**Exercise task**
Pull every line containing the word "name" from the records.

Records that describe figures:
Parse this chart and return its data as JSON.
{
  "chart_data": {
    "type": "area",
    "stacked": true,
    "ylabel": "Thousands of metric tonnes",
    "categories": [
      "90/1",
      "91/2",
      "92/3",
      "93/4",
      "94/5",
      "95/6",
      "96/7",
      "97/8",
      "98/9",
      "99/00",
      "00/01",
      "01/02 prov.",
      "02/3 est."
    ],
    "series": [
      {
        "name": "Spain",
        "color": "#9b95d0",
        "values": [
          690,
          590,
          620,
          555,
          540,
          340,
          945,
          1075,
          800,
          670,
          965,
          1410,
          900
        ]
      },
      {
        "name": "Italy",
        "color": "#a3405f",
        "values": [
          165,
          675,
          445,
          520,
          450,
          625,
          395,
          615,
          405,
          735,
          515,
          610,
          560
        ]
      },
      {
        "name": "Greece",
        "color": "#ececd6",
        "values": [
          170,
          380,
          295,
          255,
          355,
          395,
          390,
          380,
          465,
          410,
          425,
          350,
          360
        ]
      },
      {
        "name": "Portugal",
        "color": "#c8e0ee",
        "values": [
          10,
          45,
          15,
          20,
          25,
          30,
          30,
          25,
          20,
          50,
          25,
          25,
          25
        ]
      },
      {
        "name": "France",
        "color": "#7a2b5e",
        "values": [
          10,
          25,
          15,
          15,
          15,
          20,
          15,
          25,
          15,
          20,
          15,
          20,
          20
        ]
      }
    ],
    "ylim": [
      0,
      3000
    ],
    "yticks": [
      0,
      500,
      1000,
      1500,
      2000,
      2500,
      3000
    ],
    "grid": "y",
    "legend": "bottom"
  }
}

**Solution for this task**
        "name": "Spain",
        "name": "Italy",
        "name": "Greece",
        "name": "Portugal",
        "name": "France",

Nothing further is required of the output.